Chart and figure data:
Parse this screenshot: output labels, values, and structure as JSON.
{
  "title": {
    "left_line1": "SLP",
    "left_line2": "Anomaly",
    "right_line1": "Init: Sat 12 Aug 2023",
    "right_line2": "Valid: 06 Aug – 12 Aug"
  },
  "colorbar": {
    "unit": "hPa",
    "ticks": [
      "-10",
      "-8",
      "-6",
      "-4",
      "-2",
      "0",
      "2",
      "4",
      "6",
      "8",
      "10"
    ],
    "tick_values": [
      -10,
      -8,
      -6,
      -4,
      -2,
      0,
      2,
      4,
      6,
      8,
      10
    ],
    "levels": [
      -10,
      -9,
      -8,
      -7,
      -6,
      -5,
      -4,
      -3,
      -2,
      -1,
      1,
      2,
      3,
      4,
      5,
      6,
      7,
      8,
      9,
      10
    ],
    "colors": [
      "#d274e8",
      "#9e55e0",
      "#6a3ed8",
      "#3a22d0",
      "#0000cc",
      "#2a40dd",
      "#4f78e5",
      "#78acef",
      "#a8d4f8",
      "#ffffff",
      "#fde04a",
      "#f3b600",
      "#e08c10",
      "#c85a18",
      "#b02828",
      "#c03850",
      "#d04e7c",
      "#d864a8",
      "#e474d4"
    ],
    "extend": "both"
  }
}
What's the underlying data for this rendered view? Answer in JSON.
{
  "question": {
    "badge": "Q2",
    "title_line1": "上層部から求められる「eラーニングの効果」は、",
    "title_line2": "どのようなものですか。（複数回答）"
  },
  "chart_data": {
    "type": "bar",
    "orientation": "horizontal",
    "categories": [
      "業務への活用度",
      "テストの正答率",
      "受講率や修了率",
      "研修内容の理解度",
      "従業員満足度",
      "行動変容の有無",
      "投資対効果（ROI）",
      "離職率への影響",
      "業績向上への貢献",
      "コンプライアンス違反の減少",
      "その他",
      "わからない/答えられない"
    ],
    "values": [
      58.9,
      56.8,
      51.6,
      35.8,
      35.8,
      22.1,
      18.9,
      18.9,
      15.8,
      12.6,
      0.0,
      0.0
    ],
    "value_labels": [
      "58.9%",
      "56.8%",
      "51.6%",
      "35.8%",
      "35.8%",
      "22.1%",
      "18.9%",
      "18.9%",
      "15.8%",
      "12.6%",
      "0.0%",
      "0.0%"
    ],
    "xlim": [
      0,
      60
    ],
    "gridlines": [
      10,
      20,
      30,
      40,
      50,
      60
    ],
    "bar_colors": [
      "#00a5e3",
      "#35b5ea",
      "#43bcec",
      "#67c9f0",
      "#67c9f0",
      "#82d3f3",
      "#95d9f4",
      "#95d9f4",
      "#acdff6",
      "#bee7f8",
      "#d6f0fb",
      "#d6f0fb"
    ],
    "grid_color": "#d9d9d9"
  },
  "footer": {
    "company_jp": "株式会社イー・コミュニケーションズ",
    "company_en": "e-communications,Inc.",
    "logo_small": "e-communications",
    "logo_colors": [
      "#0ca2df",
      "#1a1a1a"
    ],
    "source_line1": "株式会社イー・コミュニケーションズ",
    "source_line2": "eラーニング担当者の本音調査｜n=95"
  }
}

- _Written request_
Repeat each entry word for word.

- _Answer below_
Parse this screenshot: output labels, values, and structure as JSON.
{
  "title": {
    "left_line1": "SLP",
    "left_line2": "Anomaly",
    "right_line1": "Init: Sat 12 Aug 2023",
    "right_line2": "Valid: 06 Aug – 12 Aug"
  },
  "colorbar": {
    "unit": "hPa",
    "ticks": [
      "-10",
      "-8",
      "-6",
      "-4",
      "-2",
      "0",
      "2",
      "4",
      "6",
      "8",
      "10"
    ],
    "tick_values": [
      -10,
      -8,
      -6,
      -4,
      -2,
      0,
      2,
      4,
      6,
      8,
      10
    ],
    "levels": [
      -10,
      -9,
      -8,
      -7,
      -6,
      -5,
      -4,
      -3,
      -2,
      -1,
      1,
      2,
      3,
      4,
      5,
      6,
      7,
      8,
      9,
      10
    ],
    "colors": [
      "#d274e8",
      "#9e55e0",
      "#6a3ed8",
      "#3a22d0",
      "#0000cc",
      "#2a40dd",
      "#4f78e5",
      "#78acef",
      "#a8d4f8",
      "#ffffff",
      "#fde04a",
      "#f3b600",
      "#e08c10",
      "#c85a18",
      "#b02828",
      "#c03850",
      "#d04e7c",
      "#d864a8",
      "#e474d4"
    ],
    "extend": "both"
  }
}
What's the underlying data for this rendered view? Answer in JSON.
{
  "question": {
    "badge": "Q2",
    "title_line1": "上層部から求められる「eラーニングの効果」は、",
    "title_line2": "どのようなものですか。（複数回答）"
  },
  "chart_data": {
    "type": "bar",
    "orientation": "horizontal",
    "categories": [
      "業務への活用度",
      "テストの正答率",
      "受講率や修了率",
      "研修内容の理解度",
      "従業員満足度",
      "行動変容の有無",
      "投資対効果（ROI）",
      "離職率への影響",
      "業績向上への貢献",
      "コンプライアンス違反の減少",
      "その他",
      "わからない/答えられない"
    ],
    "values": [
      58.9,
      56.8,
      51.6,
      35.8,
      35.8,
      22.1,
      18.9,
      18.9,
      15.8,
      12.6,
      0.0,
      0.0
    ],
    "value_labels": [
      "58.9%",
      "56.8%",
      "51.6%",
      "35.8%",
      "35.8%",
      "22.1%",
      "18.9%",
      "18.9%",
      "15.8%",
      "12.6%",
      "0.0%",
      "0.0%"
    ],
    "xlim": [
      0,
      60
    ],
    "gridlines": [
      10,
      20,
      30,
      40,
      50,
      60
    ],
    "bar_colors": [
      "#00a5e3",
      "#35b5ea",
      "#43bcec",
      "#67c9f0",
      "#67c9f0",
      "#82d3f3",
      "#95d9f4",
      "#95d9f4",
      "#acdff6",
      "#bee7f8",
      "#d6f0fb",
      "#d6f0fb"
    ],
    "grid_color": "#d9d9d9"
  },
  "footer": {
    "company_jp": "株式会社イー・コミュニケーションズ",
    "company_en": "e-communications,Inc.",
    "logo_small": "e-communications",
    "logo_colors": [
      "#0ca2df",
      "#1a1a1a"
    ],
    "source_line1": "株式会社イー・コミュニケーションズ",
    "source_line2": "eラーニング担当者の本音調査｜n=95"
  }
}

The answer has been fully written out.